======== Data for the task ========

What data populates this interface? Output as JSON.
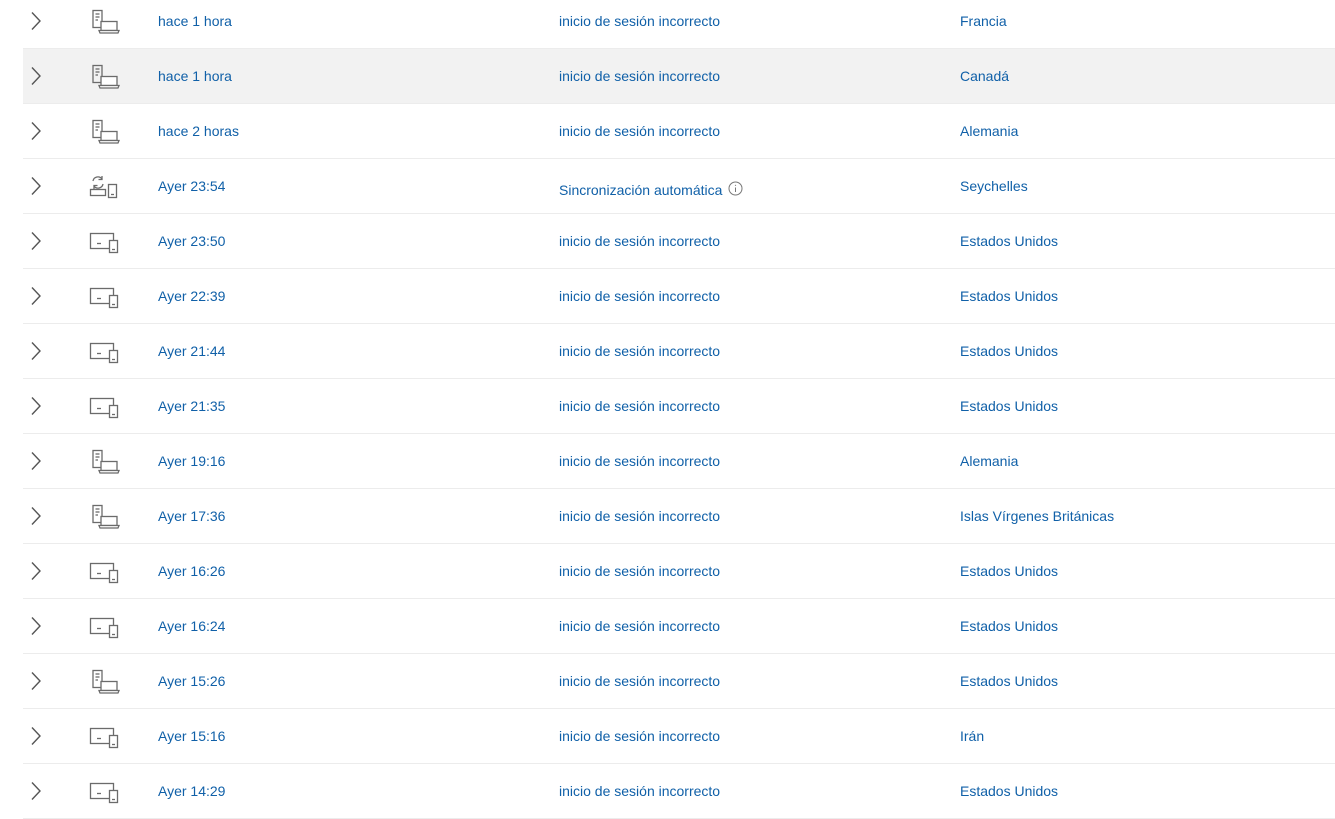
{
  "activity": {
    "rows": [
      {
        "time": "hace 1 hora",
        "activity": "inicio de sesión incorrecto",
        "location": "Francia",
        "device_icon": "server-laptop-icon",
        "hover": false
      },
      {
        "time": "hace 1 hora",
        "activity": "inicio de sesión incorrecto",
        "location": "Canadá",
        "device_icon": "server-laptop-icon",
        "hover": true
      },
      {
        "time": "hace 2 horas",
        "activity": "inicio de sesión incorrecto",
        "location": "Alemania",
        "device_icon": "server-laptop-icon",
        "hover": false
      },
      {
        "time": "Ayer 23:54",
        "activity": "Sincronización automática",
        "location": "Seychelles",
        "device_icon": "sync-devices-icon",
        "hover": false,
        "has_info": true
      },
      {
        "time": "Ayer 23:50",
        "activity": "inicio de sesión incorrecto",
        "location": "Estados Unidos",
        "device_icon": "monitor-phone-icon",
        "hover": false
      },
      {
        "time": "Ayer 22:39",
        "activity": "inicio de sesión incorrecto",
        "location": "Estados Unidos",
        "device_icon": "monitor-phone-icon",
        "hover": false
      },
      {
        "time": "Ayer 21:44",
        "activity": "inicio de sesión incorrecto",
        "location": "Estados Unidos",
        "device_icon": "monitor-phone-icon",
        "hover": false
      },
      {
        "time": "Ayer 21:35",
        "activity": "inicio de sesión incorrecto",
        "location": "Estados Unidos",
        "device_icon": "monitor-phone-icon",
        "hover": false
      },
      {
        "time": "Ayer 19:16",
        "activity": "inicio de sesión incorrecto",
        "location": "Alemania",
        "device_icon": "server-laptop-icon",
        "hover": false
      },
      {
        "time": "Ayer 17:36",
        "activity": "inicio de sesión incorrecto",
        "location": "Islas Vírgenes Británicas",
        "device_icon": "server-laptop-icon",
        "hover": false
      },
      {
        "time": "Ayer 16:26",
        "activity": "inicio de sesión incorrecto",
        "location": "Estados Unidos",
        "device_icon": "monitor-phone-icon",
        "hover": false
      },
      {
        "time": "Ayer 16:24",
        "activity": "inicio de sesión incorrecto",
        "location": "Estados Unidos",
        "device_icon": "monitor-phone-icon",
        "hover": false
      },
      {
        "time": "Ayer 15:26",
        "activity": "inicio de sesión incorrecto",
        "location": "Estados Unidos",
        "device_icon": "server-laptop-icon",
        "hover": false
      },
      {
        "time": "Ayer 15:16",
        "activity": "inicio de sesión incorrecto",
        "location": "Irán",
        "device_icon": "monitor-phone-icon",
        "hover": false
      },
      {
        "time": "Ayer 14:29",
        "activity": "inicio de sesión incorrecto",
        "location": "Estados Unidos",
        "device_icon": "monitor-phone-icon",
        "hover": false
      }
    ]
  },
  "colors": {
    "link": "#1060a8",
    "hover_row": "#f2f2f2",
    "divider": "#ececec",
    "icon": "#6b6b6b"
  }
}
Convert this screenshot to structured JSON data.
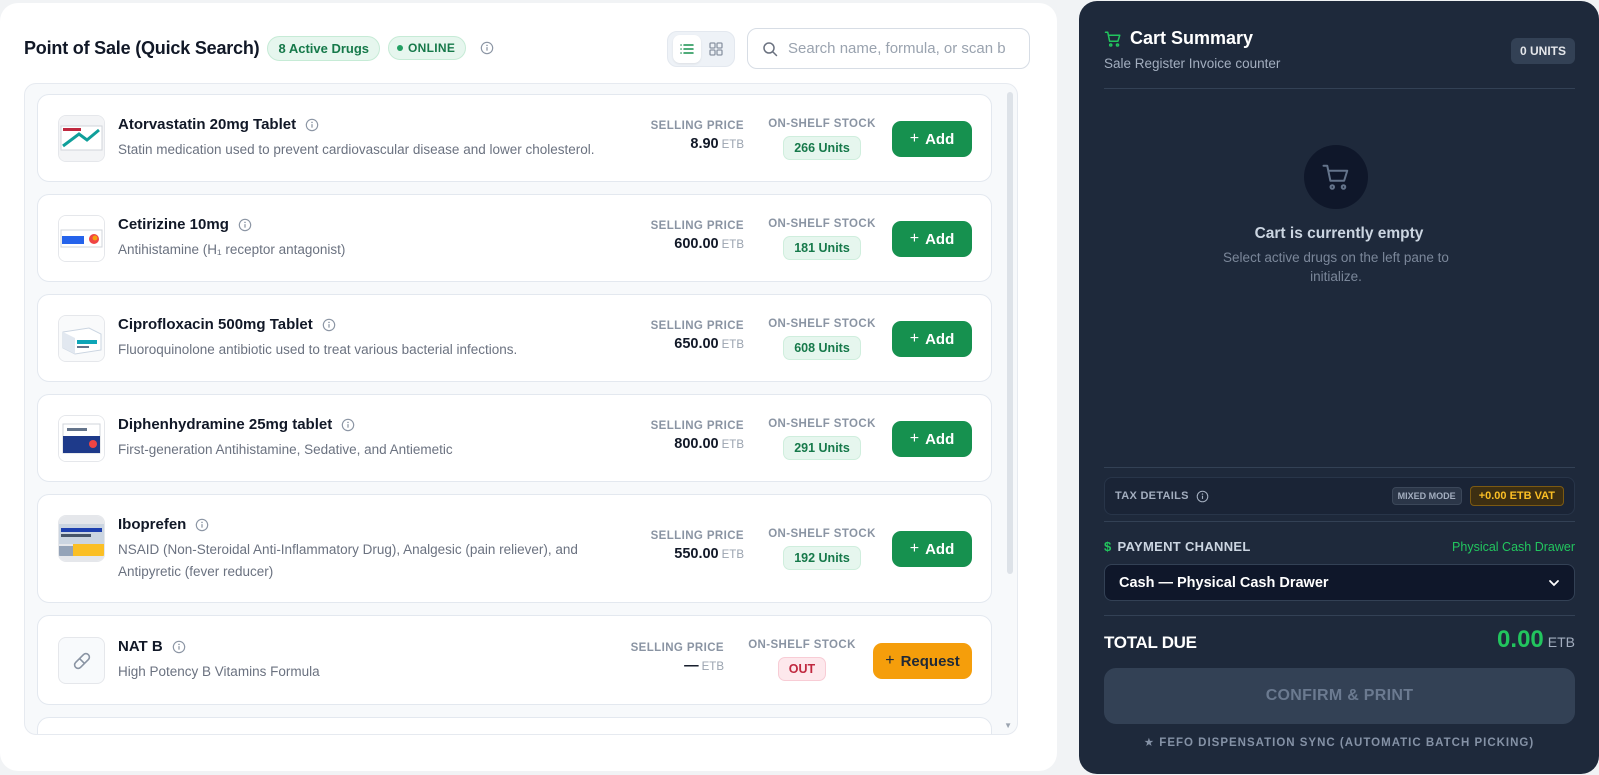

========

Exercise prompt
Copy each line above holding "JSON".

The completed task
What data populates this interface? Output as JSON.
Convert this screenshot to structured JSON data.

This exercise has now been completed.